__Fragmento proporcionado__:

La Mujer Ilustrada, en su cotidianeidad, mima su higiene personal con escrupulosidad japonesa y así sublima sus olores corporales a la etérea levedad de un aceite esencial. Pero detesta la cosmética como ornato profano: sólo se vale de ella en circunstancias excepcionales, cuando se maquilla como una máscara para acostarse aún más a lo sagrado. Sus criterios de make/up, en tales ocasiones, toman como referencia a Siouxsie Sioux, al carnaval veneciano y al tono purpúreo de la mutante llamada Mística cuando se muestra en su verdadero ser.

La Mujer Ilustrada, por las razones dichas, no es dada a tatuarse ni a perforar su cuerpo con piezas de metal como ornato exhibicionista. Si alguna vez se tatuase o se aplicase algún añadido metálico lo haría en algún lugar muy recóndito (la garganta o tal vez el píloro) y dentro de una ceremonia de terrible intensidad iniciática.

La Mujer Ilustrada sueña cada X tiempo lo siguiente: un caserón abandonado, propiedad de la difunta tía abuela de alguien con veleidadesb de serial killer, a la vera de una piscina que rebosa légamo, y ella revolcándose desnuda entre las hojas muertas. Pero éstas no son tales, sino pétalos de papel biblia estampados con la garbosa imagen de la reina Cristina poniendo proa a su exilio.

La Mujer Ilustrada (¿ya lo dije?) detesta lo profano: esto es, la frivolidad, la inconsecuencia, la pérdida de sentido de las cosas, el capricho, el pragmatismo como huída de Lo Absoluto... Fiel a ese criterio, abomina de las apetencias consumistas pero siempre respetará toda auténtica adicción (como nexo, contrahecho si se quiere –pero nexo, al cabo-, con la Inmanencia).

La Mujer Ilustrada no concibe otro placer que la responsabilidad.

La Mujer Ilustrada no tiene una conciencia clara de su género ni de las apetencias propias de su género. Su femineidad, ajena a toda convención y estereotipo vigente: apenas si puede reconocerse como mujer según los moldes establecidos. Una femineidad primordial, anterior a todo, con ecos y aromas a Lilith y a Eva (el primer avatar vampirizado por Lilith). Mujer y Diablo, Orden y Caos, pura Gaia que crea y destruye para sobrevivir. Le repelen los machos y sus simios de imitación, las bolleras, tanto como la femineidad vuelta rollercoaster hormonal (según el tópico tan querido por el patriarcado burgués –la mujer como perenne menor de edad o como discapacitada por el mero hecho de su condición femenina-) que hoy extreman en su odiosa caricatura las mariconas rampantes. Disfruta paladeando el lado yin de una virilidad plena (de ahí su paradójica frase: «Eastwood me atrae por su lado femenino») y las aristas más combativas de una verdadera dama (de ahí su gusto por Uma Thurman –como sujeto deseable- en «KILL BILL») pero su pansexualidad siente una especial debilidad por los seres rotundamente ambivalentes, de desarrollo físico tardío, asexuados según quienes los rodean sin entenderlos, psiques revestidas por un leve esbozo de cuerpo, pálidos cirios de apariencia humanoide que viven con un pie fuera del mundo.

Registros contenidos en un conjunto de datos
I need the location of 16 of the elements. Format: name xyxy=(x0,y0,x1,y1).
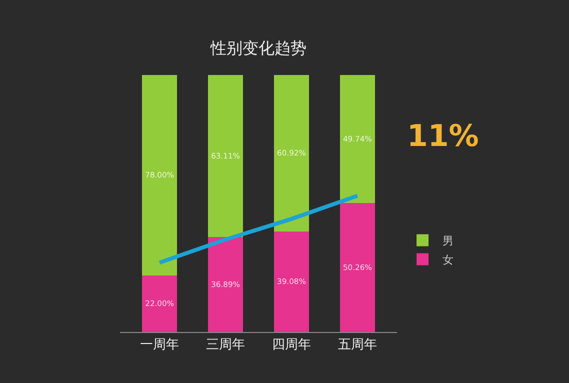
bar xyxy=(340,75,375,203)
bar xyxy=(340,202,375,332)
text: 11% xyxy=(407,119,479,154)
chart-title: 性别变化趋势 xyxy=(210,38,306,58)
bar xyxy=(274,232,309,332)
bar xyxy=(142,275,178,332)
x-tick-label: 五周年 xyxy=(338,338,377,353)
bar xyxy=(208,237,243,332)
x-tick-label: 四周年 xyxy=(272,338,311,353)
x-tick-label: 三周年 xyxy=(206,338,246,353)
bar xyxy=(142,75,178,276)
legend-label: 男 xyxy=(442,234,454,248)
legend-label: 女 xyxy=(442,254,454,267)
bar xyxy=(208,75,243,238)
bar xyxy=(274,75,309,232)
x-tick-label: 一周年 xyxy=(140,338,180,353)
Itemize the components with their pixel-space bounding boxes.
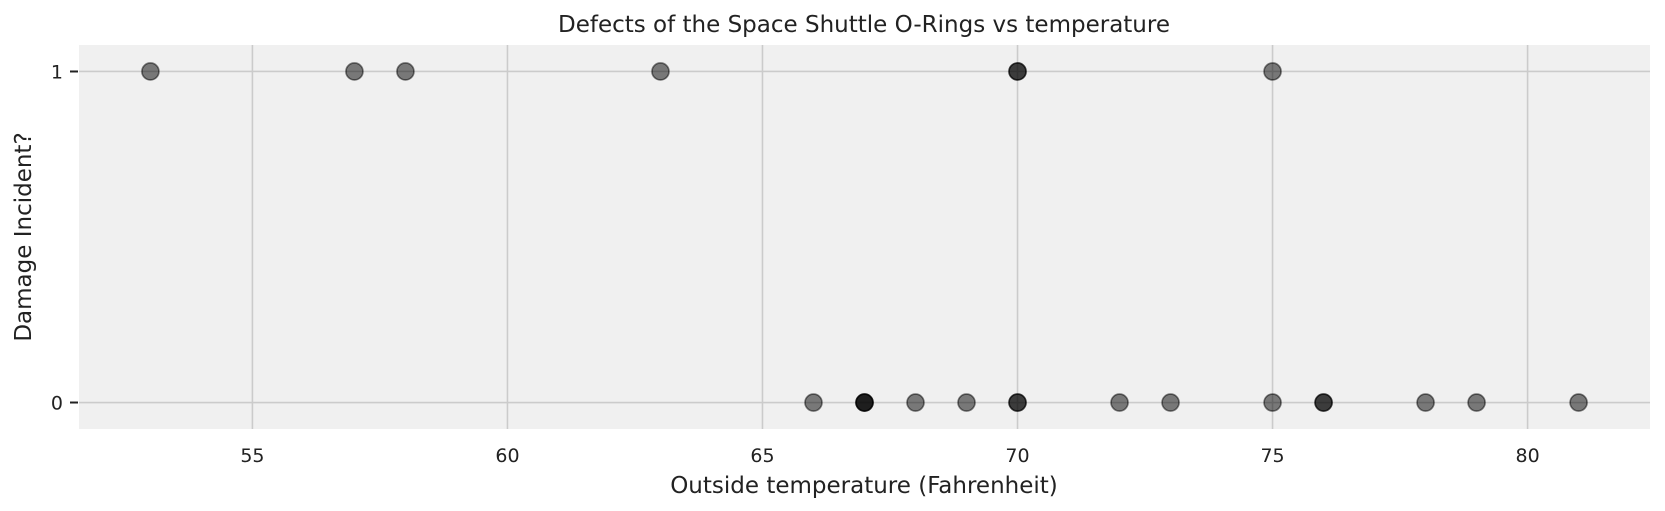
data-point (1263, 62, 1282, 81)
data-point (906, 393, 925, 412)
x-tick-label: 75 (1260, 445, 1284, 467)
x-tick-label: 80 (1515, 445, 1539, 467)
x-tick-label: 70 (1005, 445, 1029, 467)
data-point (957, 393, 976, 412)
data-point (141, 62, 160, 81)
data-point (396, 62, 415, 81)
y-tick-label: 1 (51, 61, 63, 83)
x-tick-label: 60 (495, 445, 519, 467)
data-point (1416, 393, 1435, 412)
y-tick-label: 0 (51, 393, 63, 415)
axis-ticks: 55 60 65 70 75 80 0 1 (51, 61, 1540, 467)
data-point (345, 62, 364, 81)
data-point (1569, 393, 1588, 412)
data-point (1110, 393, 1129, 412)
data-point (804, 393, 823, 412)
data-point (651, 62, 670, 81)
data-point (1467, 393, 1486, 412)
data-point (1161, 393, 1180, 412)
data-point (1008, 393, 1027, 412)
y-axis-label: Damage Incident? (11, 132, 37, 341)
data-points (141, 62, 1588, 412)
data-point (1008, 62, 1027, 81)
x-tick-label: 55 (240, 445, 264, 467)
data-point (1263, 393, 1282, 412)
x-tick-label: 65 (750, 445, 774, 467)
data-point (1314, 393, 1333, 412)
data-point (855, 393, 874, 412)
plot-background (79, 45, 1650, 429)
x-axis-label: Outside temperature (Fahrenheit) (670, 473, 1058, 499)
chart-title: Defects of the Space Shuttle O-Rings vs … (558, 12, 1170, 38)
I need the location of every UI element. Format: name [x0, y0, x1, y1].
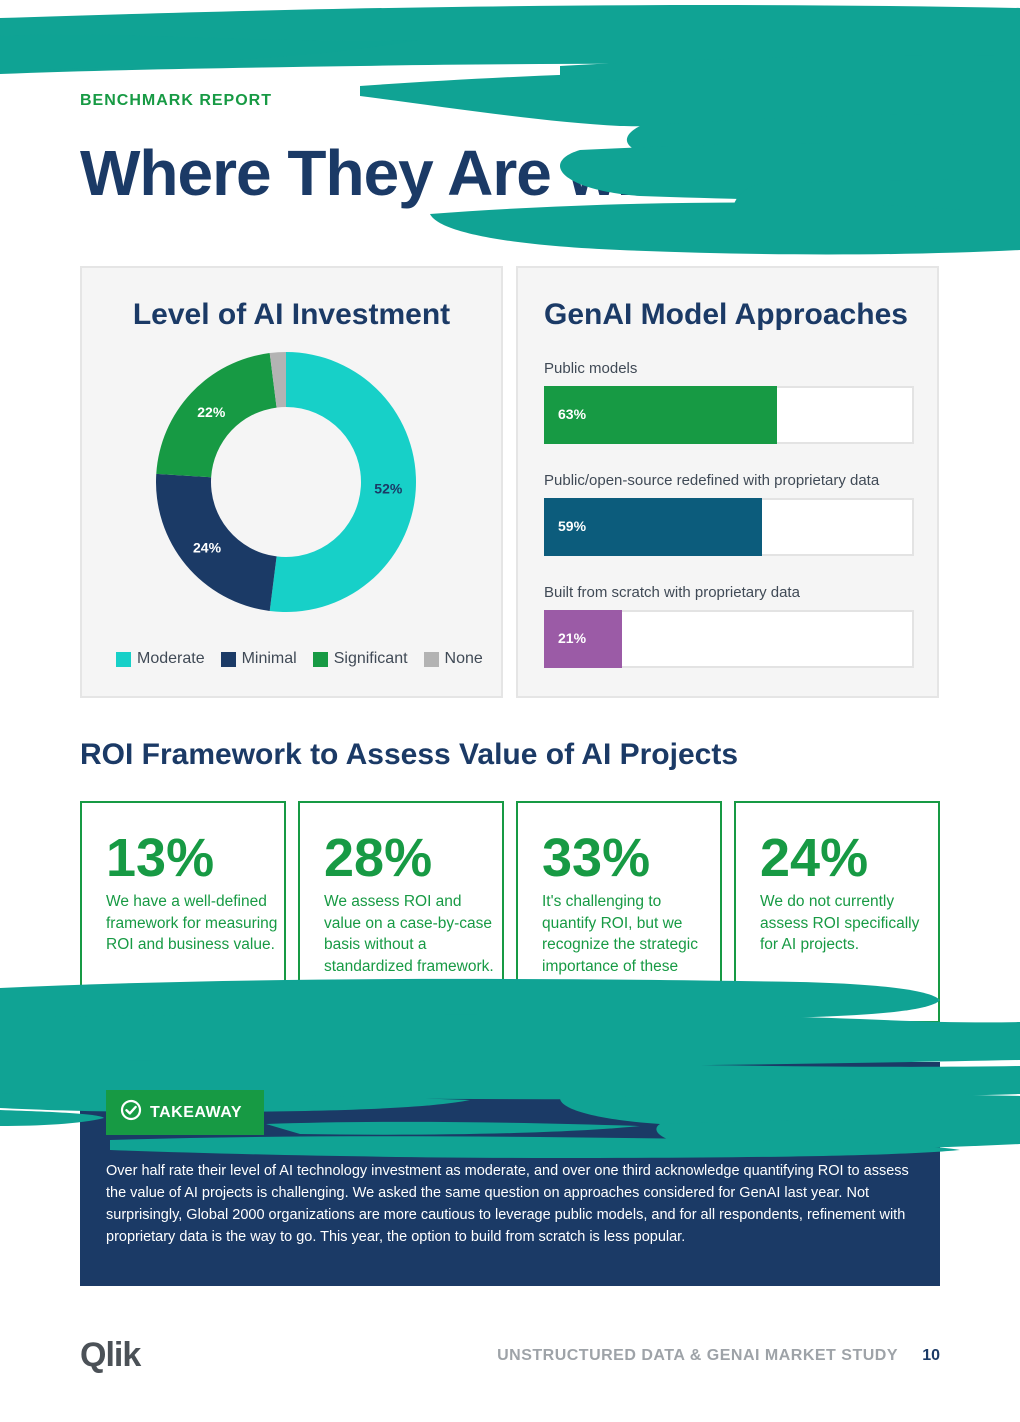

__Realiza esto__: Prosigue el texto sobre la Mujer Ilustrada a partir de su última oración.

__Resultado obtenido__:
 

 

3

 

La Mujer Ilustrada, troquel que me ha permitido alumbrar logrados personajes (no pocas veces muy superiores como caracteres al entorno narrativo que los envolvía –pienso especialmente en mis primeras novelas y cuentos y reconozco el vínculo mediúmnico que me une a esas supermujeres que pueblan mis ficciones-): la juguetera Anne Murdock, la chaceliana Fe Jones (émula azul de Leticia Valle) y su antagónico presagio de amiga (Amaranta, la loba roja de aristocrática estirpe –nacida de un sueño húmedo que tuve tras leer una entrevista a la duquesa de Medina Sidonia-), la altercapacitada Mary Ann (llamarla discapacitada sería, más que un agravio, una idiotez), la bióloga Eva Segura, la bruja Eleanor Mackendrick, o algunos personajes de cuentos publicados en los primeros números de «EL CORAZON DEL BOSQUE»... También la sombra de Sophie Black planea desde diversos ángulos sobre parte de mi cancionero, caso de «MI DULCE GEISHA», «MOIRA TE ESPERA», «LA TEORIA DE LA RELATIVIDAD», «UNIDAD DE DESTINO», «LINEA DE SOMBRA» o la reciente «CON PACIENCIA».

En la realidad, como suele ocurrir, mis interpretaciones de la Mujer Ilustrada han sido mucho más deficientes. Espejismos dulcineicos en su mayor parte que se quedan en bastante poco (¡tan aldonzianamente poco!) cuando uno recupera la razón y vuelve a la realidad. En una de mis últimas canciones («EL AMOR REDUX» -publicada ya en la versión de Escarlatinas e incluida dentro del repertorio que preparo con Charlie Mysterio-) reflexiono irónicamente, en tono de poesía bufa, sobre esta superación de cuelgues que por años me condicionaron para mal. Aquí trataré de extenderme en el tema desde la memoria más analítica, con más atención al detalle.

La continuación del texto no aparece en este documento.